### GOAL
Pick out and copy every line below that has the word "pictures".

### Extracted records
+ + +

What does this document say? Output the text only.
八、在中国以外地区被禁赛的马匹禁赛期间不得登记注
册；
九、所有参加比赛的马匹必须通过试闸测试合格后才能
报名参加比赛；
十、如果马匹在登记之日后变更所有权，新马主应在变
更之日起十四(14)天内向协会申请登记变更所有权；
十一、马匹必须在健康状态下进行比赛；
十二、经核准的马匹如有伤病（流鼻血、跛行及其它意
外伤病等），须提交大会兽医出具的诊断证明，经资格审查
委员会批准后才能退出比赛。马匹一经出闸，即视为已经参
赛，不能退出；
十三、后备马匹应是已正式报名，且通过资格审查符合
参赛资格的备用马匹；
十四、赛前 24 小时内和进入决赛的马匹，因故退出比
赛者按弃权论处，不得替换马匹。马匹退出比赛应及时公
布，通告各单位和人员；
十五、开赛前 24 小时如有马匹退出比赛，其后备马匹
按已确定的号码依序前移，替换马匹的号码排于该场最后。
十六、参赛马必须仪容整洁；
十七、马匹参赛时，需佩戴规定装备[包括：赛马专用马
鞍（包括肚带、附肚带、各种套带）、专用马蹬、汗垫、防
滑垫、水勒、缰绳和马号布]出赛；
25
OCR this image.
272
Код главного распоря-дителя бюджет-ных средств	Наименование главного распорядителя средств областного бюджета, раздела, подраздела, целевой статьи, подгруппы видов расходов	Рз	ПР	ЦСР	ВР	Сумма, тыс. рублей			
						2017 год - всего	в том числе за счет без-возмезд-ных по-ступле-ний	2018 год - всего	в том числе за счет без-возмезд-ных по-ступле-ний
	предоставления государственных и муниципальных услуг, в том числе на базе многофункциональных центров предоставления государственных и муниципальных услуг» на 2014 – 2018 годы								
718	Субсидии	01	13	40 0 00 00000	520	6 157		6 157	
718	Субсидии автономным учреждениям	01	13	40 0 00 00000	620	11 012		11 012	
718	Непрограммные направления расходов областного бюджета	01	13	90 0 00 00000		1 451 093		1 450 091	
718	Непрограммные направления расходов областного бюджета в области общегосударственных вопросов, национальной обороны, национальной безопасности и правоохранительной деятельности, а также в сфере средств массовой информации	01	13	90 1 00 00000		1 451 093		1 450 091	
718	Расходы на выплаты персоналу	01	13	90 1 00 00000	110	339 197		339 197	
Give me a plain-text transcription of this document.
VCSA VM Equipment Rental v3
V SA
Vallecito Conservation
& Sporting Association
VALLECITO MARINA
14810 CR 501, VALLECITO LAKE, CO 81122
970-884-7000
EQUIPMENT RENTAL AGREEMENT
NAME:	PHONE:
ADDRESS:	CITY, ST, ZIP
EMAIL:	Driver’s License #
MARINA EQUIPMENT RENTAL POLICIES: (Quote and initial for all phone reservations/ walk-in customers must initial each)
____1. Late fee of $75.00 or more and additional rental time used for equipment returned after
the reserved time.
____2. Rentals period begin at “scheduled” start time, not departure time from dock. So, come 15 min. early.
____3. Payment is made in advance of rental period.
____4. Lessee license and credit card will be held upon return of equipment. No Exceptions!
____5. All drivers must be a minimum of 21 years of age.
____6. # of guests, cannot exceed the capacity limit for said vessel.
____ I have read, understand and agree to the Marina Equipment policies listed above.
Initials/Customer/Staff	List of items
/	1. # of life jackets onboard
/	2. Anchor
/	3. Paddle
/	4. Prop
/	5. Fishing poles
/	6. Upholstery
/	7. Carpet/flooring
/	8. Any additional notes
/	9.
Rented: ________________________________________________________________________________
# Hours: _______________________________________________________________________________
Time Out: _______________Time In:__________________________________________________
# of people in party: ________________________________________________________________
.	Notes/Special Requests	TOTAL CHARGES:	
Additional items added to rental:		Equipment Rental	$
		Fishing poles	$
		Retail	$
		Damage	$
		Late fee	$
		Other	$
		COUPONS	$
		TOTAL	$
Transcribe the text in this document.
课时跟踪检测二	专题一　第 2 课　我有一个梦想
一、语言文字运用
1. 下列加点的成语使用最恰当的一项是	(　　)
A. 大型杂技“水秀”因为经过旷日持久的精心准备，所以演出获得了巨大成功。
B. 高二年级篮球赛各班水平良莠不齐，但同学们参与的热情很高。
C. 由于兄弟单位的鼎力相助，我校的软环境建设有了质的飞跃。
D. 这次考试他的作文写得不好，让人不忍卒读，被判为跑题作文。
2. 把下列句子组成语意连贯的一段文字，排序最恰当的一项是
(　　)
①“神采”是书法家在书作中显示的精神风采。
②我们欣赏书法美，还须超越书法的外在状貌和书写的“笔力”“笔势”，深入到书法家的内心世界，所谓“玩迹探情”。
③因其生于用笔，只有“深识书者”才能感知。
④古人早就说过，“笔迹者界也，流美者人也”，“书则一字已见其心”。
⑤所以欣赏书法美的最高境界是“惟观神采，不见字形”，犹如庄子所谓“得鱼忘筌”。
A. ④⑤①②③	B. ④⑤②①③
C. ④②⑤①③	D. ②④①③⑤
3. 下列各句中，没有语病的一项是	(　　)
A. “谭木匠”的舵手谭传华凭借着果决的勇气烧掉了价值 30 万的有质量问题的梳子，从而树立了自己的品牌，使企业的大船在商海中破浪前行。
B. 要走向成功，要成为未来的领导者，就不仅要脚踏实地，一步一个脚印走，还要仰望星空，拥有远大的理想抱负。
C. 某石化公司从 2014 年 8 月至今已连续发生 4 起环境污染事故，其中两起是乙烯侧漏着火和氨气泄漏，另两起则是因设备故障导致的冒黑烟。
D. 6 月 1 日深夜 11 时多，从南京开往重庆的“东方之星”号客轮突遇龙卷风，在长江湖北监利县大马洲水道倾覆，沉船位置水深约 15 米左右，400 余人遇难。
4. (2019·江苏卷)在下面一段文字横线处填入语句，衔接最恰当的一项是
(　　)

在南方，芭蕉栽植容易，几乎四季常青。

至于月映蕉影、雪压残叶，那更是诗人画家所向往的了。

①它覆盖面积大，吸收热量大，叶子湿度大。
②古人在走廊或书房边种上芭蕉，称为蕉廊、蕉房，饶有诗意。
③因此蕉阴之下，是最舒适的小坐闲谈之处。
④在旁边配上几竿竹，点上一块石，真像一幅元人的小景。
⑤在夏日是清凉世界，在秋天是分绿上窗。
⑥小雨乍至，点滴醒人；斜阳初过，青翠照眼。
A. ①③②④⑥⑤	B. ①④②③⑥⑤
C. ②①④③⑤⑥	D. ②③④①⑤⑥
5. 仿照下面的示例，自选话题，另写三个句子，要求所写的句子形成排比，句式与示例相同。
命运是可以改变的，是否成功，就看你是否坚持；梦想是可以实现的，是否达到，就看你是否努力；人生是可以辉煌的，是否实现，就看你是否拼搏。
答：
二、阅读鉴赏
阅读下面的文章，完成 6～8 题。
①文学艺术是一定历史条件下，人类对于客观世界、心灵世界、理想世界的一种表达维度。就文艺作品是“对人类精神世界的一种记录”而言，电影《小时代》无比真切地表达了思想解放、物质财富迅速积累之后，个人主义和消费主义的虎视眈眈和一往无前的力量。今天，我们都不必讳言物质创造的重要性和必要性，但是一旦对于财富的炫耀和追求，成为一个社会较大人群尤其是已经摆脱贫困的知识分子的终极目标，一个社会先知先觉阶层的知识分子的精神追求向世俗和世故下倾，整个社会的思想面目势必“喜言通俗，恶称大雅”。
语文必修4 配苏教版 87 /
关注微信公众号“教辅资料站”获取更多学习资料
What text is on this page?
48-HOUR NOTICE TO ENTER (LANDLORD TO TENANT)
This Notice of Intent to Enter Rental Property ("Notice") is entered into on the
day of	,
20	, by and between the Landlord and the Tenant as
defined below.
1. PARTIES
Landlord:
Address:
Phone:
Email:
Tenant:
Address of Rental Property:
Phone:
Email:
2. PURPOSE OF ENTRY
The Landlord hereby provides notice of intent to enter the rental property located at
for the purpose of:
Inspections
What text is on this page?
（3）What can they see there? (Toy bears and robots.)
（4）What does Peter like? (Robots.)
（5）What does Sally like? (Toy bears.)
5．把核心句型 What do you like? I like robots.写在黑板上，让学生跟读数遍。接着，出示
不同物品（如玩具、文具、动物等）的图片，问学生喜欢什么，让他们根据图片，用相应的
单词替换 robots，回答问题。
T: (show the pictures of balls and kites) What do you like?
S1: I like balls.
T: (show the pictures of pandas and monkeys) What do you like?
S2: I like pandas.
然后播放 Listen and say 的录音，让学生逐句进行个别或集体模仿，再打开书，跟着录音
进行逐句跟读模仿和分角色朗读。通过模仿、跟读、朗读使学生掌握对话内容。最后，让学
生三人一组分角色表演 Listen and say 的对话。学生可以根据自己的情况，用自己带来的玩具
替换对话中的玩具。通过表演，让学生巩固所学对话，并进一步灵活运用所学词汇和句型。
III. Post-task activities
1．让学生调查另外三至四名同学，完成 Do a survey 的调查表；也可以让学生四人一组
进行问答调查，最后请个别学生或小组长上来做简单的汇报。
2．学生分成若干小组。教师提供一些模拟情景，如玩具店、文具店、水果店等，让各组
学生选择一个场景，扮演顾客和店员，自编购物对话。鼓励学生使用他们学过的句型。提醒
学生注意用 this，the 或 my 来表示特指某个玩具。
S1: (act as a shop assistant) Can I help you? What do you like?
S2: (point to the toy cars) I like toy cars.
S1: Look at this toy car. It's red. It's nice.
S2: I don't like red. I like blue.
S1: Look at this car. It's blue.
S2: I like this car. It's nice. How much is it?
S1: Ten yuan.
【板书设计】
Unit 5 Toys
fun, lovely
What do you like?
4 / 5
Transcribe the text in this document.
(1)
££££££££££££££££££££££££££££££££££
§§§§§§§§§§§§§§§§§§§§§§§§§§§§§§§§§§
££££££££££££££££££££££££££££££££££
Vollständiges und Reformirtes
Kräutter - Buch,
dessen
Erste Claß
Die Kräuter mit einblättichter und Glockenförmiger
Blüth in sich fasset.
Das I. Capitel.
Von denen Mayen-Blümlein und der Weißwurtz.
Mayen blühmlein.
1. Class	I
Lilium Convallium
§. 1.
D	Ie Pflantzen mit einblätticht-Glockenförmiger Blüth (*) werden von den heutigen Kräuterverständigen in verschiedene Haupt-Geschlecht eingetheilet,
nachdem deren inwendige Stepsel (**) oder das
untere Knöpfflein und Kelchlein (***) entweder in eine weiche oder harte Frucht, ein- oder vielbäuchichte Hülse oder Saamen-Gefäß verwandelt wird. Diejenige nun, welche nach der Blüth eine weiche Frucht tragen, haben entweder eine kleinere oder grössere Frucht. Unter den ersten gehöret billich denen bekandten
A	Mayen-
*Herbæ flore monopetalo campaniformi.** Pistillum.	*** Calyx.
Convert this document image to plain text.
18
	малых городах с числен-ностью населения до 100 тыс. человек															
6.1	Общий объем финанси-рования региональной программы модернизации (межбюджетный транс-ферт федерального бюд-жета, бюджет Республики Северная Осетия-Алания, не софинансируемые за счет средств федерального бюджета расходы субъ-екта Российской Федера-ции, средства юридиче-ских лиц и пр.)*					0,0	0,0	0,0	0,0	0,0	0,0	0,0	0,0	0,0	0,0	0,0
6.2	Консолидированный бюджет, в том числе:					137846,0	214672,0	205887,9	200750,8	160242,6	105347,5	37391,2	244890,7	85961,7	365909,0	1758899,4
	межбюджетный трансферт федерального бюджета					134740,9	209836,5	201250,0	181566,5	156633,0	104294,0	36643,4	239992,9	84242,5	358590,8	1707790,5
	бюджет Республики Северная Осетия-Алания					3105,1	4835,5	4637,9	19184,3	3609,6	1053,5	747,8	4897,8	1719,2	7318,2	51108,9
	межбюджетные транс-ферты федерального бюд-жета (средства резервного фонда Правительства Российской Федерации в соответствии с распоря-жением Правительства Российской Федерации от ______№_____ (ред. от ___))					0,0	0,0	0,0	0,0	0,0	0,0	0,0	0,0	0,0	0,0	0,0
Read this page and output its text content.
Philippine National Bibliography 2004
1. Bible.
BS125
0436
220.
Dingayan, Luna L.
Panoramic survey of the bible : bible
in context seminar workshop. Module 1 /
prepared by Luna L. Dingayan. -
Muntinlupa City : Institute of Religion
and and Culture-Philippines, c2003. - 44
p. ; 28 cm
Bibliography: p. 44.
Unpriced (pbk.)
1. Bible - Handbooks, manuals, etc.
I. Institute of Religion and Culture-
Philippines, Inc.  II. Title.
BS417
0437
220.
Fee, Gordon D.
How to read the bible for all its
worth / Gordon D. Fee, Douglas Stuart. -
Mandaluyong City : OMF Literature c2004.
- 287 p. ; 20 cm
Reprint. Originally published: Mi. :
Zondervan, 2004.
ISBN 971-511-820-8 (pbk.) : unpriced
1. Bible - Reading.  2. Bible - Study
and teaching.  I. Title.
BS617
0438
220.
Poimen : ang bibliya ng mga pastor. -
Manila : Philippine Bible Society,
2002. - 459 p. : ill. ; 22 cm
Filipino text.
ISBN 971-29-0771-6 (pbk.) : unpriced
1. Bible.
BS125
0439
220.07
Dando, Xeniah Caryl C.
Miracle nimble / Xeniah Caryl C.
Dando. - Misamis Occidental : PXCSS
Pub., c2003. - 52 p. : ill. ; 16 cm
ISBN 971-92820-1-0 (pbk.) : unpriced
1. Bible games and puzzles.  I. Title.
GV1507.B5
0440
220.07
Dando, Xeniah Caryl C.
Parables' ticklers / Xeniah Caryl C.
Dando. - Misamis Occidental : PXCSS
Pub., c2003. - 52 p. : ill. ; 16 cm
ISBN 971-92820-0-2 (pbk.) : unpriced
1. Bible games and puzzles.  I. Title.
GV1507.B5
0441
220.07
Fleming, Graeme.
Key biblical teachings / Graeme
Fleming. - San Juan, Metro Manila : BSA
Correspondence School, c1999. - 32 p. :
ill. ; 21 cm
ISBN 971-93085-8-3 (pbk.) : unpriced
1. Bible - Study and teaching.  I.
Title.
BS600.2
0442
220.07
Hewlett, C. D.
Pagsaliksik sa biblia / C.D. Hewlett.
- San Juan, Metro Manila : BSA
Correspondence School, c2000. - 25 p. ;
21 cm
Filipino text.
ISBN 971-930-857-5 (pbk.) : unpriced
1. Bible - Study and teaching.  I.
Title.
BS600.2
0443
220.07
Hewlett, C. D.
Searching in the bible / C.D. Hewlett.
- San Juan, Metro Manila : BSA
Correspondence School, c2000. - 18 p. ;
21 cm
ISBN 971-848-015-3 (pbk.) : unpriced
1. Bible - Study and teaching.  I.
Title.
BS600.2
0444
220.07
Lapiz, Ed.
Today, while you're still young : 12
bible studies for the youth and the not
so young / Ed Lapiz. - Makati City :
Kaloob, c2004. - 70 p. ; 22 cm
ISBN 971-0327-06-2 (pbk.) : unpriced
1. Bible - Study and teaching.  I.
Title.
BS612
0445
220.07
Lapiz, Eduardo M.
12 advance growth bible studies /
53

+ + +

### TASK OUTPUT
T: (show the pictures of balls and kites) What do you like?
T: (show the pictures of pandas and monkeys) What do you like?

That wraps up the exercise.